Provided data
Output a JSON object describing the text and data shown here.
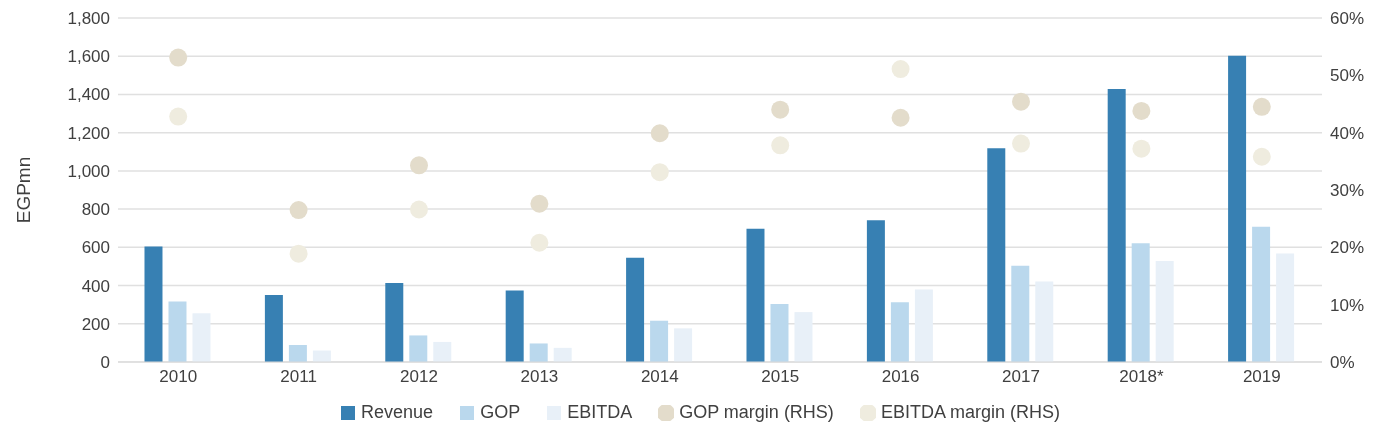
{
  "chart_data": {
    "type": "bar",
    "ylabel": "EGPmn",
    "categories": [
      "2010",
      "2011",
      "2012",
      "2013",
      "2014",
      "2015",
      "2016",
      "2017",
      "2018*",
      "2019"
    ],
    "series": [
      {
        "name": "Revenue",
        "color": "#3780b3",
        "values": [
          605,
          350,
          413,
          374,
          545,
          697,
          742,
          1118,
          1429,
          1603
        ]
      },
      {
        "name": "GOP",
        "color": "#bad8ed",
        "values": [
          316,
          89,
          139,
          97,
          216,
          303,
          313,
          503,
          621,
          708
        ]
      },
      {
        "name": "EBITDA",
        "color": "#e8f0f8",
        "values": [
          255,
          60,
          105,
          74,
          176,
          261,
          379,
          421,
          529,
          568
        ]
      },
      {
        "name": "GOP margin (RHS)",
        "type": "scatter",
        "axis": "y2",
        "color": "#e3dccb",
        "values": [
          53.1,
          26.5,
          34.3,
          27.6,
          39.9,
          44.0,
          42.6,
          45.4,
          43.8,
          44.5
        ]
      },
      {
        "name": "EBITDA margin (RHS)",
        "type": "scatter",
        "axis": "y2",
        "color": "#efecdf",
        "values": [
          42.8,
          18.9,
          26.6,
          20.8,
          33.1,
          37.8,
          51.1,
          38.1,
          37.2,
          35.8
        ]
      }
    ],
    "ylim": [
      0,
      1800
    ],
    "yticks": [
      0,
      200,
      400,
      600,
      800,
      {
        "value": 1000,
        "label": "1,000"
      },
      {
        "value": 1200,
        "label": "1,200"
      },
      {
        "value": 1400,
        "label": "1,400"
      },
      {
        "value": 1600,
        "label": "1,600"
      },
      {
        "value": 1800,
        "label": "1,800"
      }
    ],
    "y2lim": [
      0,
      60
    ],
    "y2ticks": [
      {
        "value": 0,
        "label": "0%"
      },
      {
        "value": 10,
        "label": "10%"
      },
      {
        "value": 20,
        "label": "20%"
      },
      {
        "value": 30,
        "label": "30%"
      },
      {
        "value": 40,
        "label": "40%"
      },
      {
        "value": 50,
        "label": "50%"
      },
      {
        "value": 60,
        "label": "60%"
      }
    ],
    "grid": "y",
    "legend": "bottom",
    "marker": "circle"
  }
}
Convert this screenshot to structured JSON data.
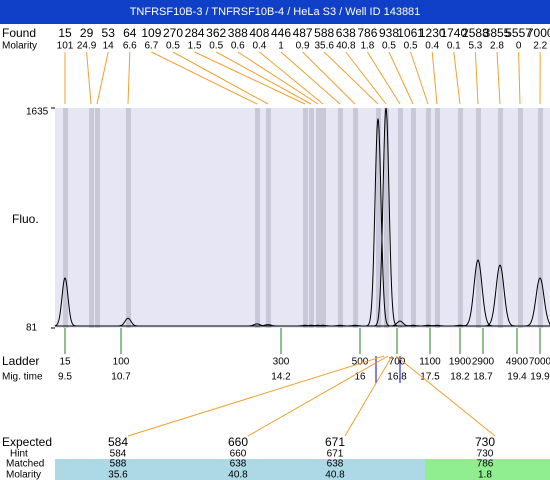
{
  "header": {
    "title": "TNFRSF10B-3 / TNFRSF10B-4 / HeLa S3 / Well ID 143881"
  },
  "found": {
    "label": "Found",
    "molarity_label": "Molarity",
    "sizes": [
      15,
      29,
      53,
      64,
      109,
      270,
      284,
      362,
      388,
      408,
      446,
      487,
      588,
      638,
      786,
      938,
      1061,
      1230,
      1740,
      2588,
      3855,
      5557,
      7000
    ],
    "molarity": [
      101,
      24.9,
      14,
      6.6,
      6.7,
      0.5,
      1.5,
      0.5,
      0.6,
      0.4,
      1,
      0.9,
      35.6,
      40.8,
      1.8,
      0.5,
      0.5,
      0.4,
      0.1,
      5.3,
      2.8,
      0,
      2.2
    ]
  },
  "electropherogram": {
    "y_label": "Fluo.",
    "ylim": [
      81,
      1635
    ],
    "yticks": [
      81,
      1635
    ],
    "baseline": 95,
    "peak_heights": [
      434,
      95,
      95,
      150,
      110,
      105,
      100,
      100,
      100,
      100,
      100,
      100,
      1560,
      1635,
      130,
      100,
      100,
      100,
      100,
      561,
      525,
      95,
      434
    ]
  },
  "ladder": {
    "label": "Ladder",
    "time_label": "Mig. time",
    "sizes": [
      15,
      100,
      300,
      500,
      700,
      1100,
      1900,
      2900,
      4900,
      7000
    ],
    "times": [
      9.5,
      10.7,
      14.2,
      16,
      16.8,
      17.5,
      18.2,
      18.7,
      19.4,
      19.9
    ]
  },
  "expected": {
    "label": "Expected",
    "hint_label": "Hint",
    "matched_label": "Matched",
    "molarity_label": "Molarity",
    "expected": [
      584,
      660,
      671,
      730
    ],
    "hint": [
      584,
      660,
      671,
      730
    ],
    "matched": [
      588,
      638,
      638,
      786
    ],
    "molarity": [
      35.6,
      40.8,
      40.8,
      1.8
    ]
  }
}
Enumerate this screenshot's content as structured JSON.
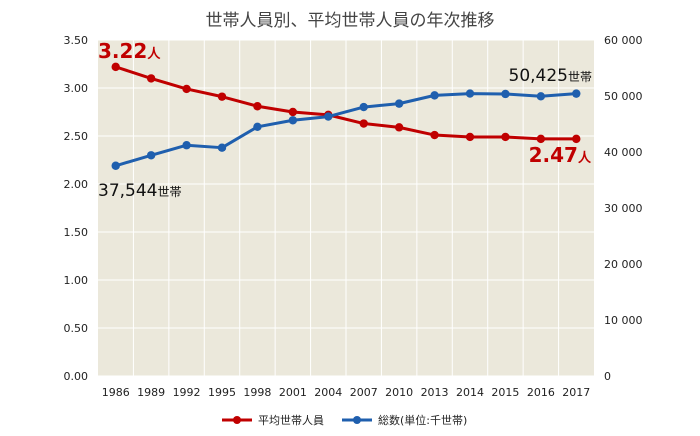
{
  "chart_data": {
    "type": "line",
    "title": "世帯人員別、平均世帯人員の年次推移",
    "categories": [
      "1986",
      "1989",
      "1992",
      "1995",
      "1998",
      "2001",
      "2004",
      "2007",
      "2010",
      "2013",
      "2014",
      "2015",
      "2016",
      "2017"
    ],
    "y_left": {
      "range": [
        0,
        3.5
      ],
      "ticks": [
        "0.00",
        "0.50",
        "1.00",
        "1.50",
        "2.00",
        "2.50",
        "3.00",
        "3.50"
      ]
    },
    "y_right": {
      "range": [
        0,
        60000
      ],
      "ticks": [
        "0",
        "10 000",
        "20 000",
        "30 000",
        "40 000",
        "50 000",
        "60 000"
      ]
    },
    "grid": true,
    "legend_position": "bottom",
    "series": [
      {
        "name": "平均世帯人員",
        "axis": "left",
        "color": "#c00000",
        "values": [
          3.22,
          3.1,
          2.99,
          2.91,
          2.81,
          2.75,
          2.72,
          2.63,
          2.59,
          2.51,
          2.49,
          2.49,
          2.47,
          2.47
        ]
      },
      {
        "name": "総数(単位:千世帯)",
        "axis": "right",
        "color": "#1f5fae",
        "values": [
          37544,
          39417,
          41210,
          40770,
          44496,
          45664,
          46323,
          48023,
          48638,
          50112,
          50431,
          50361,
          49945,
          50425
        ]
      }
    ],
    "annotations": {
      "first_avg": {
        "number": "3.22",
        "unit": "人"
      },
      "last_avg": {
        "number": "2.47",
        "unit": "人"
      },
      "first_total": {
        "number": "37,544",
        "unit": "世帯"
      },
      "last_total": {
        "number": "50,425",
        "unit": "世帯"
      }
    }
  }
}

The problem
Repeat the data exactly, excluding the pictures.

Answer below
Output a JSON object describing the text and data shown here.
{
  "chart_data": {
    "type": "bar",
    "ylabel": "EGPmn",
    "categories": [
      "2010",
      "2011",
      "2012",
      "2013",
      "2014",
      "2015",
      "2016",
      "2017",
      "2018*",
      "2019"
    ],
    "series": [
      {
        "name": "Revenue",
        "color": "#3780b3",
        "values": [
          605,
          350,
          413,
          374,
          545,
          697,
          742,
          1118,
          1429,
          1603
        ]
      },
      {
        "name": "GOP",
        "color": "#bad8ed",
        "values": [
          316,
          89,
          139,
          97,
          216,
          303,
          313,
          503,
          621,
          708
        ]
      },
      {
        "name": "EBITDA",
        "color": "#e8f0f8",
        "values": [
          255,
          60,
          105,
          74,
          176,
          261,
          379,
          421,
          529,
          568
        ]
      },
      {
        "name": "GOP margin (RHS)",
        "type": "scatter",
        "axis": "y2",
        "color": "#e3dccb",
        "values": [
          53.1,
          26.5,
          34.3,
          27.6,
          39.9,
          44.0,
          42.6,
          45.4,
          43.8,
          44.5
        ]
      },
      {
        "name": "EBITDA margin (RHS)",
        "type": "scatter",
        "axis": "y2",
        "color": "#efecdf",
        "values": [
          42.8,
          18.9,
          26.6,
          20.8,
          33.1,
          37.8,
          51.1,
          38.1,
          37.2,
          35.8
        ]
      }
    ],
    "ylim": [
      0,
      1800
    ],
    "yticks": [
      0,
      200,
      400,
      600,
      800,
      {
        "value": 1000,
        "label": "1,000"
      },
      {
        "value": 1200,
        "label": "1,200"
      },
      {
        "value": 1400,
        "label": "1,400"
      },
      {
        "value": 1600,
        "label": "1,600"
      },
      {
        "value": 1800,
        "label": "1,800"
      }
    ],
    "y2lim": [
      0,
      60
    ],
    "y2ticks": [
      {
        "value": 0,
        "label": "0%"
      },
      {
        "value": 10,
        "label": "10%"
      },
      {
        "value": 20,
        "label": "20%"
      },
      {
        "value": 30,
        "label": "30%"
      },
      {
        "value": 40,
        "label": "40%"
      },
      {
        "value": 50,
        "label": "50%"
      },
      {
        "value": 60,
        "label": "60%"
      }
    ],
    "grid": "y",
    "legend": "bottom",
    "marker": "circle"
  }
}
Convert this screenshot to structured JSON data.
{
  "header": {
    "title": "TNFRSF10B-3 / TNFRSF10B-4 / HeLa S3 / Well ID 143881"
  },
  "found": {
    "label": "Found",
    "molarity_label": "Molarity",
    "sizes": [
      15,
      29,
      53,
      64,
      109,
      270,
      284,
      362,
      388,
      408,
      446,
      487,
      588,
      638,
      786,
      938,
      1061,
      1230,
      1740,
      2588,
      3855,
      5557,
      7000
    ],
    "molarity": [
      101,
      24.9,
      14,
      6.6,
      6.7,
      0.5,
      1.5,
      0.5,
      0.6,
      0.4,
      1,
      0.9,
      35.6,
      40.8,
      1.8,
      0.5,
      0.5,
      0.4,
      0.1,
      5.3,
      2.8,
      0,
      2.2
    ]
  },
  "electropherogram": {
    "y_label": "Fluo.",
    "ylim": [
      81,
      1635
    ],
    "yticks": [
      81,
      1635
    ],
    "baseline": 95,
    "peak_heights": [
      434,
      95,
      95,
      150,
      110,
      105,
      100,
      100,
      100,
      100,
      100,
      100,
      1560,
      1635,
      130,
      100,
      100,
      100,
      100,
      561,
      525,
      95,
      434
    ]
  },
  "ladder": {
    "label": "Ladder",
    "time_label": "Mig. time",
    "sizes": [
      15,
      100,
      300,
      500,
      700,
      1100,
      1900,
      2900,
      4900,
      7000
    ],
    "times": [
      9.5,
      10.7,
      14.2,
      16,
      16.8,
      17.5,
      18.2,
      18.7,
      19.4,
      19.9
    ]
  },
  "expected": {
    "label": "Expected",
    "hint_label": "Hint",
    "matched_label": "Matched",
    "molarity_label": "Molarity",
    "expected": [
      584,
      660,
      671,
      730
    ],
    "hint": [
      584,
      660,
      671,
      730
    ],
    "matched": [
      588,
      638,
      638,
      786
    ],
    "molarity": [
      35.6,
      40.8,
      40.8,
      1.8
    ]
  }
}
Enumerate this screenshot's content as structured JSON.
{
  "chart_data": {
    "type": "line",
    "title": "世帯人員別、平均世帯人員の年次推移",
    "categories": [
      "1986",
      "1989",
      "1992",
      "1995",
      "1998",
      "2001",
      "2004",
      "2007",
      "2010",
      "2013",
      "2014",
      "2015",
      "2016",
      "2017"
    ],
    "y_left": {
      "range": [
        0,
        3.5
      ],
      "ticks": [
        "0.00",
        "0.50",
        "1.00",
        "1.50",
        "2.00",
        "2.50",
        "3.00",
        "3.50"
      ]
    },
    "y_right": {
      "range": [
        0,
        60000
      ],
      "ticks": [
        "0",
        "10 000",
        "20 000",
        "30 000",
        "40 000",
        "50 000",
        "60 000"
      ]
    },
    "grid": true,
    "legend_position": "bottom",
    "series": [
      {
        "name": "平均世帯人員",
        "axis": "left",
        "color": "#c00000",
        "values": [
          3.22,
          3.1,
          2.99,
          2.91,
          2.81,
          2.75,
          2.72,
          2.63,
          2.59,
          2.51,
          2.49,
          2.49,
          2.47,
          2.47
        ]
      },
      {
        "name": "総数(単位:千世帯)",
        "axis": "right",
        "color": "#1f5fae",
        "values": [
          37544,
          39417,
          41210,
          40770,
          44496,
          45664,
          46323,
          48023,
          48638,
          50112,
          50431,
          50361,
          49945,
          50425
        ]
      }
    ],
    "annotations": {
      "first_avg": {
        "number": "3.22",
        "unit": "人"
      },
      "last_avg": {
        "number": "2.47",
        "unit": "人"
      },
      "first_total": {
        "number": "37,544",
        "unit": "世帯"
      },
      "last_total": {
        "number": "50,425",
        "unit": "世帯"
      }
    }
  }
}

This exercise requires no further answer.